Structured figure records
######
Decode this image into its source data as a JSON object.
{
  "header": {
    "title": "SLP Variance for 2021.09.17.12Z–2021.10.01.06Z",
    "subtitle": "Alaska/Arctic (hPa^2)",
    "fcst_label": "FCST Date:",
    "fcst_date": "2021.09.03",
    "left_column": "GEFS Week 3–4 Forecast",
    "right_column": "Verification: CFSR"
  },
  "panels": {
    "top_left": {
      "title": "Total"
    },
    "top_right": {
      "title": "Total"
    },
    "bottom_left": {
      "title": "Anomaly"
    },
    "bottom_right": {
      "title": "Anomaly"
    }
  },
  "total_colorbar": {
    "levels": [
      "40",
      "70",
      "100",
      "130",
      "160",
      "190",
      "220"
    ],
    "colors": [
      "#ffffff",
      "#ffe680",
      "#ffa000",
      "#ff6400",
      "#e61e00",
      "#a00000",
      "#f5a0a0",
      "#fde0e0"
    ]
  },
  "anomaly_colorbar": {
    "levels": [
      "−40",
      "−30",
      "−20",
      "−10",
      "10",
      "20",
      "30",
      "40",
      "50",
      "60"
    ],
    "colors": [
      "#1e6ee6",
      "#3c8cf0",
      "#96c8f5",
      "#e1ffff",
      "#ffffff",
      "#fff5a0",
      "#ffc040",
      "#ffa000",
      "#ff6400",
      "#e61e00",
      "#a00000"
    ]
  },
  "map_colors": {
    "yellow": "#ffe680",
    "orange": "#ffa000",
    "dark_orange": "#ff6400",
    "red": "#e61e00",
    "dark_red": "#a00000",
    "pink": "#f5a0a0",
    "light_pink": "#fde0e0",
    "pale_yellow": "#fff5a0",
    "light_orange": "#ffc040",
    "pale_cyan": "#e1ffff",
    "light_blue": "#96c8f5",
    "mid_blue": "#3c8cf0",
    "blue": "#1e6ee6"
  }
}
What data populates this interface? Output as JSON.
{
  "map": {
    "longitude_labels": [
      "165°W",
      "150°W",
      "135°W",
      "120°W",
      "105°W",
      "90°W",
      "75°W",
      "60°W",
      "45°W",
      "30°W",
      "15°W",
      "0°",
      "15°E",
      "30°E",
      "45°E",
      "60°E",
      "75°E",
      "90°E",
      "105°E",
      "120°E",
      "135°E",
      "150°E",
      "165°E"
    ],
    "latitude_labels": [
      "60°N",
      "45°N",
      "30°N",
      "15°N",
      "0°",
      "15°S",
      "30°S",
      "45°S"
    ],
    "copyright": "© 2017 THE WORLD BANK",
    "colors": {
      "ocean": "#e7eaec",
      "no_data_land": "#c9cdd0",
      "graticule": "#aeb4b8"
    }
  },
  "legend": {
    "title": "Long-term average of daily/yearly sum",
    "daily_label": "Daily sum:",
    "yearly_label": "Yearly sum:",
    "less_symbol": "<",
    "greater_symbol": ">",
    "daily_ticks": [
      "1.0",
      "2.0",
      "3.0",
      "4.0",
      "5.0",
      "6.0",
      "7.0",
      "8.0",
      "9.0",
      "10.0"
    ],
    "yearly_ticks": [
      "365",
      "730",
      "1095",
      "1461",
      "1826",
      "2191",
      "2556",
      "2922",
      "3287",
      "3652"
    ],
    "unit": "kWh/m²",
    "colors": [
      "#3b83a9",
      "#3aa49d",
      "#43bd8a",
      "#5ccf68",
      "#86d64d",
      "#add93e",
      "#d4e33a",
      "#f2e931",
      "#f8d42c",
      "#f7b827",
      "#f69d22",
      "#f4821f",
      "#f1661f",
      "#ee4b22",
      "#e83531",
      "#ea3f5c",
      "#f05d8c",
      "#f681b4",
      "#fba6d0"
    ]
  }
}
######
◆ What to produce:
Transcribe the records above exactly as they appear.

◆ Task result:
Decode this image into its source data as a JSON object.
{
  "header": {
    "title": "SLP Variance for 2021.09.17.12Z–2021.10.01.06Z",
    "subtitle": "Alaska/Arctic (hPa^2)",
    "fcst_label": "FCST Date:",
    "fcst_date": "2021.09.03",
    "left_column": "GEFS Week 3–4 Forecast",
    "right_column": "Verification: CFSR"
  },
  "panels": {
    "top_left": {
      "title": "Total"
    },
    "top_right": {
      "title": "Total"
    },
    "bottom_left": {
      "title": "Anomaly"
    },
    "bottom_right": {
      "title": "Anomaly"
    }
  },
  "total_colorbar": {
    "levels": [
      "40",
      "70",
      "100",
      "130",
      "160",
      "190",
      "220"
    ],
    "colors": [
      "#ffffff",
      "#ffe680",
      "#ffa000",
      "#ff6400",
      "#e61e00",
      "#a00000",
      "#f5a0a0",
      "#fde0e0"
    ]
  },
  "anomaly_colorbar": {
    "levels": [
      "−40",
      "−30",
      "−20",
      "−10",
      "10",
      "20",
      "30",
      "40",
      "50",
      "60"
    ],
    "colors": [
      "#1e6ee6",
      "#3c8cf0",
      "#96c8f5",
      "#e1ffff",
      "#ffffff",
      "#fff5a0",
      "#ffc040",
      "#ffa000",
      "#ff6400",
      "#e61e00",
      "#a00000"
    ]
  },
  "map_colors": {
    "yellow": "#ffe680",
    "orange": "#ffa000",
    "dark_orange": "#ff6400",
    "red": "#e61e00",
    "dark_red": "#a00000",
    "pink": "#f5a0a0",
    "light_pink": "#fde0e0",
    "pale_yellow": "#fff5a0",
    "light_orange": "#ffc040",
    "pale_cyan": "#e1ffff",
    "light_blue": "#96c8f5",
    "mid_blue": "#3c8cf0",
    "blue": "#1e6ee6"
  }
}
What data populates this interface? Output as JSON.
{
  "map": {
    "longitude_labels": [
      "165°W",
      "150°W",
      "135°W",
      "120°W",
      "105°W",
      "90°W",
      "75°W",
      "60°W",
      "45°W",
      "30°W",
      "15°W",
      "0°",
      "15°E",
      "30°E",
      "45°E",
      "60°E",
      "75°E",
      "90°E",
      "105°E",
      "120°E",
      "135°E",
      "150°E",
      "165°E"
    ],
    "latitude_labels": [
      "60°N",
      "45°N",
      "30°N",
      "15°N",
      "0°",
      "15°S",
      "30°S",
      "45°S"
    ],
    "copyright": "© 2017 THE WORLD BANK",
    "colors": {
      "ocean": "#e7eaec",
      "no_data_land": "#c9cdd0",
      "graticule": "#aeb4b8"
    }
  },
  "legend": {
    "title": "Long-term average of daily/yearly sum",
    "daily_label": "Daily sum:",
    "yearly_label": "Yearly sum:",
    "less_symbol": "<",
    "greater_symbol": ">",
    "daily_ticks": [
      "1.0",
      "2.0",
      "3.0",
      "4.0",
      "5.0",
      "6.0",
      "7.0",
      "8.0",
      "9.0",
      "10.0"
    ],
    "yearly_ticks": [
      "365",
      "730",
      "1095",
      "1461",
      "1826",
      "2191",
      "2556",
      "2922",
      "3287",
      "3652"
    ],
    "unit": "kWh/m²",
    "colors": [
      "#3b83a9",
      "#3aa49d",
      "#43bd8a",
      "#5ccf68",
      "#86d64d",
      "#add93e",
      "#d4e33a",
      "#f2e931",
      "#f8d42c",
      "#f7b827",
      "#f69d22",
      "#f4821f",
      "#f1661f",
      "#ee4b22",
      "#e83531",
      "#ea3f5c",
      "#f05d8c",
      "#f681b4",
      "#fba6d0"
    ]
  }
}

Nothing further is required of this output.